### [Exercise brief]
Copy out the records in full, word for word, without pictures.

__________________________________________________

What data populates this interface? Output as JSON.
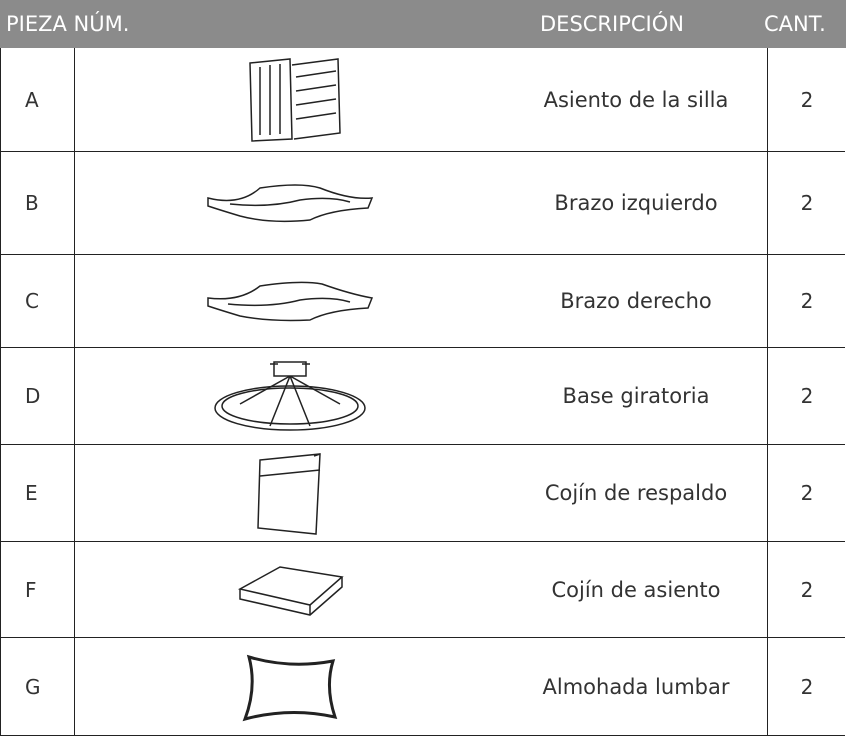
{
  "header": {
    "part": "PIEZA NÚM.",
    "description": "DESCRIPCIÓN",
    "quantity": "CANT."
  },
  "rows": [
    {
      "part": "A",
      "description": "Asiento de la silla",
      "quantity": 2
    },
    {
      "part": "B",
      "description": "Brazo izquierdo",
      "quantity": 2
    },
    {
      "part": "C",
      "description": "Brazo derecho",
      "quantity": 2
    },
    {
      "part": "D",
      "description": "Base giratoria",
      "quantity": 2
    },
    {
      "part": "E",
      "description": "Cojín de respaldo",
      "quantity": 2
    },
    {
      "part": "F",
      "description": "Cojín de asiento",
      "quantity": 2
    },
    {
      "part": "G",
      "description": "Almohada lumbar",
      "quantity": 2
    }
  ]
}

__________________________________________________

### [The answer]
What data populates this interface? Output as JSON.
{
  "header": {
    "part": "PIEZA NÚM.",
    "description": "DESCRIPCIÓN",
    "quantity": "CANT."
  },
  "rows": [
    {
      "part": "A",
      "description": "Asiento de la silla",
      "quantity": 2
    },
    {
      "part": "B",
      "description": "Brazo izquierdo",
      "quantity": 2
    },
    {
      "part": "C",
      "description": "Brazo derecho",
      "quantity": 2
    },
    {
      "part": "D",
      "description": "Base giratoria",
      "quantity": 2
    },
    {
      "part": "E",
      "description": "Cojín de respaldo",
      "quantity": 2
    },
    {
      "part": "F",
      "description": "Cojín de asiento",
      "quantity": 2
    },
    {
      "part": "G",
      "description": "Almohada lumbar",
      "quantity": 2
    }
  ]
}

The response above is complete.